EXERCISE DESCRIPTION: Can you transcribe every record below exactly as it appears?

DATA PROVIDED:
^^^^^^^^^^^^^^^^
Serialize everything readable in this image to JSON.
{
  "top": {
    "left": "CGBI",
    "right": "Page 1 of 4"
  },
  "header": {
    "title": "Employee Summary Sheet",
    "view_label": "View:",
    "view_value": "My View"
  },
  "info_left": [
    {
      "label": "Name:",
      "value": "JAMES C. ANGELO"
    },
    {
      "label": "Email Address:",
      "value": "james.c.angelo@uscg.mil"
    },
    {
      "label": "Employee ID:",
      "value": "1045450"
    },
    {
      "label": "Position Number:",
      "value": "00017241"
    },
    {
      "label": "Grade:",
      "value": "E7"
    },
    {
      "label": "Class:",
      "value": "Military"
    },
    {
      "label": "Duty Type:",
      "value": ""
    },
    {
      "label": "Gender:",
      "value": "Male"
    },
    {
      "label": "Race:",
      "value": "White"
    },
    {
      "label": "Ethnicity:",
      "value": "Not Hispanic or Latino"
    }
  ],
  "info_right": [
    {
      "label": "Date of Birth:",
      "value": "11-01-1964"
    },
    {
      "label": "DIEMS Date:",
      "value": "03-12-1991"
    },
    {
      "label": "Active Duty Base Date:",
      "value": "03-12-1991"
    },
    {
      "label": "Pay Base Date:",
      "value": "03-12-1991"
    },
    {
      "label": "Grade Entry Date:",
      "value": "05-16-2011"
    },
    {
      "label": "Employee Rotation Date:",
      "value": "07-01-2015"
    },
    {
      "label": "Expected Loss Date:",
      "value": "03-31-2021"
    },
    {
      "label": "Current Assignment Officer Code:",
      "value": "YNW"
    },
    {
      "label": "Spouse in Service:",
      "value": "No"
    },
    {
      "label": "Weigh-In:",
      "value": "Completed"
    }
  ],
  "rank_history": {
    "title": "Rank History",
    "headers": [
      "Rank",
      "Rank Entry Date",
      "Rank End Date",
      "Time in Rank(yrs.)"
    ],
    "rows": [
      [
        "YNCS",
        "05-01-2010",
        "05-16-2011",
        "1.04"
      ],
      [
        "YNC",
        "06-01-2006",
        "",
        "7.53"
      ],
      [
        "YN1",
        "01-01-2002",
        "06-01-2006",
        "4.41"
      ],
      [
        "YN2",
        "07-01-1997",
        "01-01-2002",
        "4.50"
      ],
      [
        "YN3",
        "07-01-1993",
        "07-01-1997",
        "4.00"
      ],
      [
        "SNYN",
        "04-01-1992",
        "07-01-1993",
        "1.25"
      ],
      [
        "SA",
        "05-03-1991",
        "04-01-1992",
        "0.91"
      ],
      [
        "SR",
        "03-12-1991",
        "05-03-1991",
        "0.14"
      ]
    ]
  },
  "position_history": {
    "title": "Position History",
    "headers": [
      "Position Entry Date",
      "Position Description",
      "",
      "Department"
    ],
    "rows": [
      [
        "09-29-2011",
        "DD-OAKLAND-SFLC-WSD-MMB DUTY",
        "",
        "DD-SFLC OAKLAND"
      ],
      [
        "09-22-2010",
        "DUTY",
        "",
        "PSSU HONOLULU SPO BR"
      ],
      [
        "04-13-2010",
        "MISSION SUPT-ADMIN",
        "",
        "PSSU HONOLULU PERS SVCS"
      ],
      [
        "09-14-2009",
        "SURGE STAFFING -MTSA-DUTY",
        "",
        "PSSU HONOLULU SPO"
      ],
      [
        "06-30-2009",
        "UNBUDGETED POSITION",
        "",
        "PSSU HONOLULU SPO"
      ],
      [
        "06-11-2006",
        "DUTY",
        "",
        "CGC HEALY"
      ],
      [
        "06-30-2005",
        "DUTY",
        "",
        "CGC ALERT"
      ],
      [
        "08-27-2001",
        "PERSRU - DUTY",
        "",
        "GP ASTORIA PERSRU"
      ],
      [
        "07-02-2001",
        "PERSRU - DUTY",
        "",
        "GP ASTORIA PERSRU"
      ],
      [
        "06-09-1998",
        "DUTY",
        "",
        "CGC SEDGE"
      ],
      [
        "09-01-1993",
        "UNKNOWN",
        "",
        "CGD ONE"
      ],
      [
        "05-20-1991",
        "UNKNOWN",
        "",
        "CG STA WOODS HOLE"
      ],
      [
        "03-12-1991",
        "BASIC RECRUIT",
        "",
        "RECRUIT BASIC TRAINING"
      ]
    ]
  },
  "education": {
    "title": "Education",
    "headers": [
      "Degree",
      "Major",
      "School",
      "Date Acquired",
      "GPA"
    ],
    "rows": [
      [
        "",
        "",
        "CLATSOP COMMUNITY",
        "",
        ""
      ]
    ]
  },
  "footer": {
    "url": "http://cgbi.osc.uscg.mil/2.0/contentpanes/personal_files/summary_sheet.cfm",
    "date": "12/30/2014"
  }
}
^^^^^^^^^^^^^^^^
FINISHED EXERCISE:
Serialize everything readable in this image to JSON.
{
  "top": {
    "left": "CGBI",
    "right": "Page 1 of 4"
  },
  "header": {
    "title": "Employee Summary Sheet",
    "view_label": "View:",
    "view_value": "My View"
  },
  "info_left": [
    {
      "label": "Name:",
      "value": "JAMES C. ANGELO"
    },
    {
      "label": "Email Address:",
      "value": "james.c.angelo@uscg.mil"
    },
    {
      "label": "Employee ID:",
      "value": "1045450"
    },
    {
      "label": "Position Number:",
      "value": "00017241"
    },
    {
      "label": "Grade:",
      "value": "E7"
    },
    {
      "label": "Class:",
      "value": "Military"
    },
    {
      "label": "Duty Type:",
      "value": ""
    },
    {
      "label": "Gender:",
      "value": "Male"
    },
    {
      "label": "Race:",
      "value": "White"
    },
    {
      "label": "Ethnicity:",
      "value": "Not Hispanic or Latino"
    }
  ],
  "info_right": [
    {
      "label": "Date of Birth:",
      "value": "11-01-1964"
    },
    {
      "label": "DIEMS Date:",
      "value": "03-12-1991"
    },
    {
      "label": "Active Duty Base Date:",
      "value": "03-12-1991"
    },
    {
      "label": "Pay Base Date:",
      "value": "03-12-1991"
    },
    {
      "label": "Grade Entry Date:",
      "value": "05-16-2011"
    },
    {
      "label": "Employee Rotation Date:",
      "value": "07-01-2015"
    },
    {
      "label": "Expected Loss Date:",
      "value": "03-31-2021"
    },
    {
      "label": "Current Assignment Officer Code:",
      "value": "YNW"
    },
    {
      "label": "Spouse in Service:",
      "value": "No"
    },
    {
      "label": "Weigh-In:",
      "value": "Completed"
    }
  ],
  "rank_history": {
    "title": "Rank History",
    "headers": [
      "Rank",
      "Rank Entry Date",
      "Rank End Date",
      "Time in Rank(yrs.)"
    ],
    "rows": [
      [
        "YNCS",
        "05-01-2010",
        "05-16-2011",
        "1.04"
      ],
      [
        "YNC",
        "06-01-2006",
        "",
        "7.53"
      ],
      [
        "YN1",
        "01-01-2002",
        "06-01-2006",
        "4.41"
      ],
      [
        "YN2",
        "07-01-1997",
        "01-01-2002",
        "4.50"
      ],
      [
        "YN3",
        "07-01-1993",
        "07-01-1997",
        "4.00"
      ],
      [
        "SNYN",
        "04-01-1992",
        "07-01-1993",
        "1.25"
      ],
      [
        "SA",
        "05-03-1991",
        "04-01-1992",
        "0.91"
      ],
      [
        "SR",
        "03-12-1991",
        "05-03-1991",
        "0.14"
      ]
    ]
  },
  "position_history": {
    "title": "Position History",
    "headers": [
      "Position Entry Date",
      "Position Description",
      "",
      "Department"
    ],
    "rows": [
      [
        "09-29-2011",
        "DD-OAKLAND-SFLC-WSD-MMB DUTY",
        "",
        "DD-SFLC OAKLAND"
      ],
      [
        "09-22-2010",
        "DUTY",
        "",
        "PSSU HONOLULU SPO BR"
      ],
      [
        "04-13-2010",
        "MISSION SUPT-ADMIN",
        "",
        "PSSU HONOLULU PERS SVCS"
      ],
      [
        "09-14-2009",
        "SURGE STAFFING -MTSA-DUTY",
        "",
        "PSSU HONOLULU SPO"
      ],
      [
        "06-30-2009",
        "UNBUDGETED POSITION",
        "",
        "PSSU HONOLULU SPO"
      ],
      [
        "06-11-2006",
        "DUTY",
        "",
        "CGC HEALY"
      ],
      [
        "06-30-2005",
        "DUTY",
        "",
        "CGC ALERT"
      ],
      [
        "08-27-2001",
        "PERSRU - DUTY",
        "",
        "GP ASTORIA PERSRU"
      ],
      [
        "07-02-2001",
        "PERSRU - DUTY",
        "",
        "GP ASTORIA PERSRU"
      ],
      [
        "06-09-1998",
        "DUTY",
        "",
        "CGC SEDGE"
      ],
      [
        "09-01-1993",
        "UNKNOWN",
        "",
        "CGD ONE"
      ],
      [
        "05-20-1991",
        "UNKNOWN",
        "",
        "CG STA WOODS HOLE"
      ],
      [
        "03-12-1991",
        "BASIC RECRUIT",
        "",
        "RECRUIT BASIC TRAINING"
      ]
    ]
  },
  "education": {
    "title": "Education",
    "headers": [
      "Degree",
      "Major",
      "School",
      "Date Acquired",
      "GPA"
    ],
    "rows": [
      [
        "",
        "",
        "CLATSOP COMMUNITY",
        "",
        ""
      ]
    ]
  },
  "footer": {
    "url": "http://cgbi.osc.uscg.mil/2.0/contentpanes/personal_files/summary_sheet.cfm",
    "date": "12/30/2014"
  }
}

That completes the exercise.